* Begin Data section *
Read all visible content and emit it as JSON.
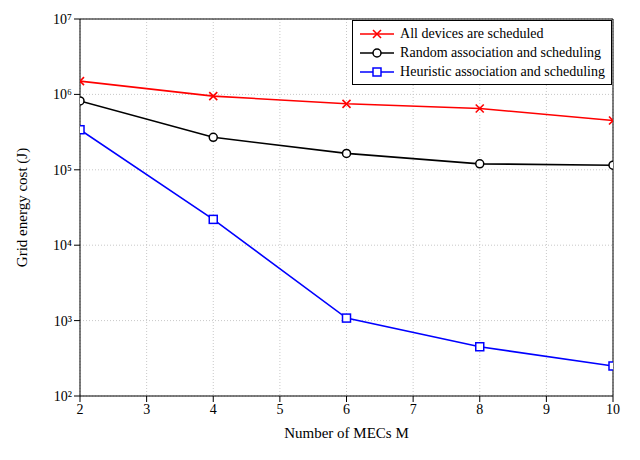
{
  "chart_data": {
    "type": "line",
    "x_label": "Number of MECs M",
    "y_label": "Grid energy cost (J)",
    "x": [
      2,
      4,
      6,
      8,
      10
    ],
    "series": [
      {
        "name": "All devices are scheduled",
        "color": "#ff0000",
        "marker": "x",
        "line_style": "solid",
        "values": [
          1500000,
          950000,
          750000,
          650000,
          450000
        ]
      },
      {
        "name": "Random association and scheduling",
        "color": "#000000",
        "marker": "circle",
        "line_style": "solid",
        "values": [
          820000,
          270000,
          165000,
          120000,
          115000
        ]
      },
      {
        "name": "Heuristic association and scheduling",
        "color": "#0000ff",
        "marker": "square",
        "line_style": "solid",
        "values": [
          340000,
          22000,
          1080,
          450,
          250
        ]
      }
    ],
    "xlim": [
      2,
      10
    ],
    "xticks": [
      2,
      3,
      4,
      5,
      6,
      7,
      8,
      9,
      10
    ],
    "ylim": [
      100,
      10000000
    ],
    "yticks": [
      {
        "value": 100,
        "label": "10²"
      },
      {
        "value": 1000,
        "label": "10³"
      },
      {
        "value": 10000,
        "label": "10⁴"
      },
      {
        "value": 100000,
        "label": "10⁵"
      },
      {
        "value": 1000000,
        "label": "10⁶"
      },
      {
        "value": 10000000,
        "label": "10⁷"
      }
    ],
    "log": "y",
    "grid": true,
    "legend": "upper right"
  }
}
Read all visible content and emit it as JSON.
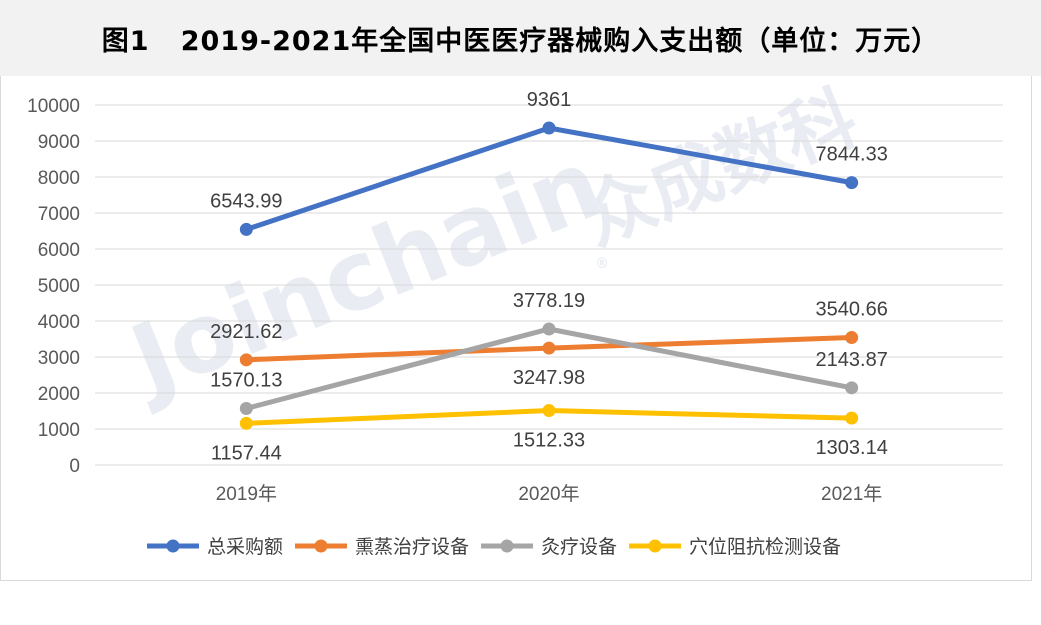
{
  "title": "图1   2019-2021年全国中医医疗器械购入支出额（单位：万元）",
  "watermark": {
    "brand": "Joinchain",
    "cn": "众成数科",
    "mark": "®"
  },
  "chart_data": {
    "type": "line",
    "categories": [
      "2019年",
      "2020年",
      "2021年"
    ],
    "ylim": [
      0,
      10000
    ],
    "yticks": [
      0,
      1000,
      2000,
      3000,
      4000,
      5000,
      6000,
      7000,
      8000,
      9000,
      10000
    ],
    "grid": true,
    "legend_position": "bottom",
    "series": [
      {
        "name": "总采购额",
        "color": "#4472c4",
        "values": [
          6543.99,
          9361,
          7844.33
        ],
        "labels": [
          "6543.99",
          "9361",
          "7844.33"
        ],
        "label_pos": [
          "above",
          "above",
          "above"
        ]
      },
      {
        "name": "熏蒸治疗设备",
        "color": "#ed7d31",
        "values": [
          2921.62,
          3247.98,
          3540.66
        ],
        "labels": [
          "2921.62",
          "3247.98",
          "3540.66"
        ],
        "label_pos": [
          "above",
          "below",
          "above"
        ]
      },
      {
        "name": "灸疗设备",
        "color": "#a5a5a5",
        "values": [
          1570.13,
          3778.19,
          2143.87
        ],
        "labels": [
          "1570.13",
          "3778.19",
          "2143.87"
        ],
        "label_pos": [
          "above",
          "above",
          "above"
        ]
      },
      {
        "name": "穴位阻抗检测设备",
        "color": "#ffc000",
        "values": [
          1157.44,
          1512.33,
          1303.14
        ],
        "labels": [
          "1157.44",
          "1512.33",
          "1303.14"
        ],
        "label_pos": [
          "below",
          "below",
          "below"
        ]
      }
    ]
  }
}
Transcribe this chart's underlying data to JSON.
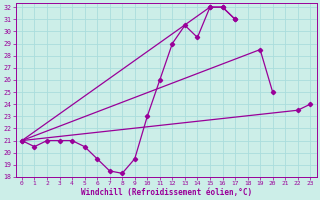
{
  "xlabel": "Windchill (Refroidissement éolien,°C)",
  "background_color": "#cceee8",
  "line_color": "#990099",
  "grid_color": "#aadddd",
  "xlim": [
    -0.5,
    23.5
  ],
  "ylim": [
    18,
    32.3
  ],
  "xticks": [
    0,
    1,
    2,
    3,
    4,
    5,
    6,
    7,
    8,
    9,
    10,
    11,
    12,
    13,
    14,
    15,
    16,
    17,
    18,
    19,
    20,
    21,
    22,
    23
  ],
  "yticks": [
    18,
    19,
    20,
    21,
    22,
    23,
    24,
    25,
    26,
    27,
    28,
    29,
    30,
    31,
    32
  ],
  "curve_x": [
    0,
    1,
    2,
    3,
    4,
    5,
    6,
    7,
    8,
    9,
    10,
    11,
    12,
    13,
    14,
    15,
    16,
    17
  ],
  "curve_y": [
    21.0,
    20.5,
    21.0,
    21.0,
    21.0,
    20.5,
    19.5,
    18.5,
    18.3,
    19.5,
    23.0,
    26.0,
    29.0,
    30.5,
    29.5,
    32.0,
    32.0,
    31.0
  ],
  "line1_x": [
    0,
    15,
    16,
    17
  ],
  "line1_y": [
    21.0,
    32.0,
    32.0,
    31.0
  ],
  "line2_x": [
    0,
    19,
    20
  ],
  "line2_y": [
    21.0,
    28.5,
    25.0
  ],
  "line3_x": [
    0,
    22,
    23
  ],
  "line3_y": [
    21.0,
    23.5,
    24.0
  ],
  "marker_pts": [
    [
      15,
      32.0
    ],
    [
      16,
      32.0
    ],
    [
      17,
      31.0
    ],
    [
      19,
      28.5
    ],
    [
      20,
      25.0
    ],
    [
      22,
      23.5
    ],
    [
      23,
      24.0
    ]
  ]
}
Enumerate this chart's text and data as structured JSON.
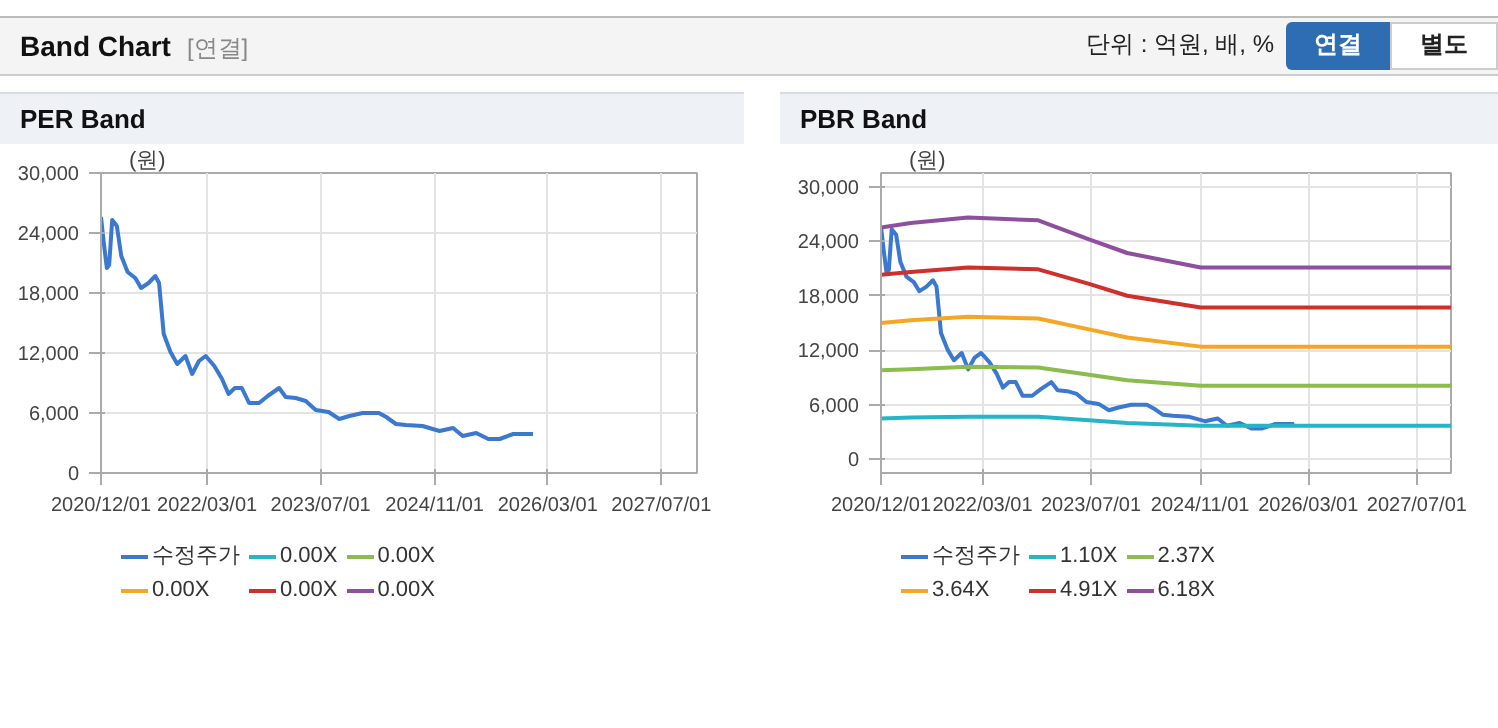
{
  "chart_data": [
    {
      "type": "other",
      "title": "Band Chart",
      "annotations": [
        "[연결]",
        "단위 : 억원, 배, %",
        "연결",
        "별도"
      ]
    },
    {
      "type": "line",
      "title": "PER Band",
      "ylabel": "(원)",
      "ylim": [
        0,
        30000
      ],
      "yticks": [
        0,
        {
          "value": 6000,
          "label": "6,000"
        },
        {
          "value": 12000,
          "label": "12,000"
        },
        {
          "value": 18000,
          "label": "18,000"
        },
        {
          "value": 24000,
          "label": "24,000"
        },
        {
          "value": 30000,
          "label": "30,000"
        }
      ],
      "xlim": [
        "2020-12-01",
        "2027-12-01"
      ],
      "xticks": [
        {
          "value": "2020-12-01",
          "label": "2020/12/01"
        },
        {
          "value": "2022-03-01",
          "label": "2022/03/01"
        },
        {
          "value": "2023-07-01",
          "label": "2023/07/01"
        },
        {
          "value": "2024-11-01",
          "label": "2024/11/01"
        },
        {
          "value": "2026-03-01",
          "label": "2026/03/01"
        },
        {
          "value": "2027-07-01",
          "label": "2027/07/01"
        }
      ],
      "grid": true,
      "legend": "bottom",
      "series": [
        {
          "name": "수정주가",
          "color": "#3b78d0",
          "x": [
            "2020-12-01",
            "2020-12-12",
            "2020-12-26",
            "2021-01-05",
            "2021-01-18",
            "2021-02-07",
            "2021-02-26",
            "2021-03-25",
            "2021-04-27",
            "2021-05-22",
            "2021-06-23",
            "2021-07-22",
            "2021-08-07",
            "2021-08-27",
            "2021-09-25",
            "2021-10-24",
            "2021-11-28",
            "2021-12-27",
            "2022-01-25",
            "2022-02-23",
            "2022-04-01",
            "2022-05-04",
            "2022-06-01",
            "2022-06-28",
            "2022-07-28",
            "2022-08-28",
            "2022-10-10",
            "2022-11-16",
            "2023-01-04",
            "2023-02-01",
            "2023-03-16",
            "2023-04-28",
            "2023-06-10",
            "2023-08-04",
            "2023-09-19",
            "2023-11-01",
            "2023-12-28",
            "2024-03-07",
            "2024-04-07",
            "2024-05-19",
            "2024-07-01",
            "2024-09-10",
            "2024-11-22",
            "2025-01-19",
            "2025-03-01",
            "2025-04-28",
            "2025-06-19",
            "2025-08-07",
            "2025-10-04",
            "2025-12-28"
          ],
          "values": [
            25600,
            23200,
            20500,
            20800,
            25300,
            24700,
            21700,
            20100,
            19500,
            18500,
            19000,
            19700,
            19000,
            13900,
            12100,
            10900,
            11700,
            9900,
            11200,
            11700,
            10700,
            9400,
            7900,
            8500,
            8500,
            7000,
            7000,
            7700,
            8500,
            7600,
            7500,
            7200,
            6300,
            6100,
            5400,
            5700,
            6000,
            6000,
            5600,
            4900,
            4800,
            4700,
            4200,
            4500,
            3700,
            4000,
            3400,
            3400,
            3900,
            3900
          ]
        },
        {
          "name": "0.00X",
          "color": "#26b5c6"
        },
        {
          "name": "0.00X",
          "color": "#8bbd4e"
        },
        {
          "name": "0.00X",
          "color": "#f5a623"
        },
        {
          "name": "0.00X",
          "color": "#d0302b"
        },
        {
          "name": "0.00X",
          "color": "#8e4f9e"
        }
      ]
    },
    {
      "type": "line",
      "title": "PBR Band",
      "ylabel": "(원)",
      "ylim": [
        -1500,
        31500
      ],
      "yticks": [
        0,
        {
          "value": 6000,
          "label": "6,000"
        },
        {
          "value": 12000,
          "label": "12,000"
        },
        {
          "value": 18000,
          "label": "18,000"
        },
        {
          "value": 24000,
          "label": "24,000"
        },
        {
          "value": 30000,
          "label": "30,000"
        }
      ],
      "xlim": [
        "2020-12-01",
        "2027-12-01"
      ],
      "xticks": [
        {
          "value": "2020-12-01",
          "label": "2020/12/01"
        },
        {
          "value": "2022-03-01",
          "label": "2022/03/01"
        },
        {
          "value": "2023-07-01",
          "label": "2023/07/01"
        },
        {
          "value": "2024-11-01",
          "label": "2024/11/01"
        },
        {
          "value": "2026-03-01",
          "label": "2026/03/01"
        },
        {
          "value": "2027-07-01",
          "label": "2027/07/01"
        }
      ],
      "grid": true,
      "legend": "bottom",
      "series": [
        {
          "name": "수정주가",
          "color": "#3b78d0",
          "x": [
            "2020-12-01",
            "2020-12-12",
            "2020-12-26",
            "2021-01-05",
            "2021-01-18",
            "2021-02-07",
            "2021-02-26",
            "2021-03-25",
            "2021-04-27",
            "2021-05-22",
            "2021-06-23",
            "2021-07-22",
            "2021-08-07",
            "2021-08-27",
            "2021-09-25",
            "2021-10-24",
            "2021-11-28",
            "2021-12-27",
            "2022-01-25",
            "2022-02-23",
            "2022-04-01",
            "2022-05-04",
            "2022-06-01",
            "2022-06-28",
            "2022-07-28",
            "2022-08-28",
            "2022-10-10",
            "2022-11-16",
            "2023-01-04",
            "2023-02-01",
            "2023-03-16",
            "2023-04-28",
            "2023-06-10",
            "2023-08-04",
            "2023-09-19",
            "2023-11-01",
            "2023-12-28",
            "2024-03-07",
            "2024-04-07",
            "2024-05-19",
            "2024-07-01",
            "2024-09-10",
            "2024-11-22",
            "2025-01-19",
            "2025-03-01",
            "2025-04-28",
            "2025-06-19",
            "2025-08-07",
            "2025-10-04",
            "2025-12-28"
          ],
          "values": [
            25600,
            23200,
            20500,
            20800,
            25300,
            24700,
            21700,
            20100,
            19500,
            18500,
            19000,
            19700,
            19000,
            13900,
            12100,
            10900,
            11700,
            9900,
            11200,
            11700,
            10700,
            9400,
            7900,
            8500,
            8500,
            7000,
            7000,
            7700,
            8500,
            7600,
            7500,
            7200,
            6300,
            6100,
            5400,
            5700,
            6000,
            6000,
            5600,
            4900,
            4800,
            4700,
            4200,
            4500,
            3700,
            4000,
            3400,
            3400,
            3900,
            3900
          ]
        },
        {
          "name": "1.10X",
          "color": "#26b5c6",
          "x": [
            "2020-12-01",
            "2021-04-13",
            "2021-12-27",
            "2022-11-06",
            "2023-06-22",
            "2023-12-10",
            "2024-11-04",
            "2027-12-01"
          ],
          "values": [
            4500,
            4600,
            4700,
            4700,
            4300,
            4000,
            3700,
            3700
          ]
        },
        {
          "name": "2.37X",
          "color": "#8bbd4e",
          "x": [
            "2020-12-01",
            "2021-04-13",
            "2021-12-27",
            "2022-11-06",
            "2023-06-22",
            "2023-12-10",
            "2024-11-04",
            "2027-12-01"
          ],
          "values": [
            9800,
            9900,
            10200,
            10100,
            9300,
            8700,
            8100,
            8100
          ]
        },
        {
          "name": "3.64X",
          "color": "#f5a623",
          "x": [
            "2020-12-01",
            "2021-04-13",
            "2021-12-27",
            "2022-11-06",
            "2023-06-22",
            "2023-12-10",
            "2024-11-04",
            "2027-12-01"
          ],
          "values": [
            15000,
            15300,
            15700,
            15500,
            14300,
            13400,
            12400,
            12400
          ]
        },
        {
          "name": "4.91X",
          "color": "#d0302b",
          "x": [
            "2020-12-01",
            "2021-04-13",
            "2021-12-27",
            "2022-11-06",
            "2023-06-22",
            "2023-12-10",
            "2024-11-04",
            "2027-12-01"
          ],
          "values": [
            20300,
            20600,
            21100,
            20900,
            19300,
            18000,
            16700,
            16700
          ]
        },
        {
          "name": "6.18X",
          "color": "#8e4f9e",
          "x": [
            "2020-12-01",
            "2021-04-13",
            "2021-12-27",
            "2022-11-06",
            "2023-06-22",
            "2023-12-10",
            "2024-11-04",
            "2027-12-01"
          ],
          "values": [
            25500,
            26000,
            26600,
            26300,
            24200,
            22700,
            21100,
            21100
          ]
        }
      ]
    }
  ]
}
* End Data section *
#### [Given problem]
Check each line of the entries above for the word "Band". List the ones that have it.

#### [Answer to the exercise]
      "title": "Band Chart",
      "title": "PER Band",
      "title": "PBR Band",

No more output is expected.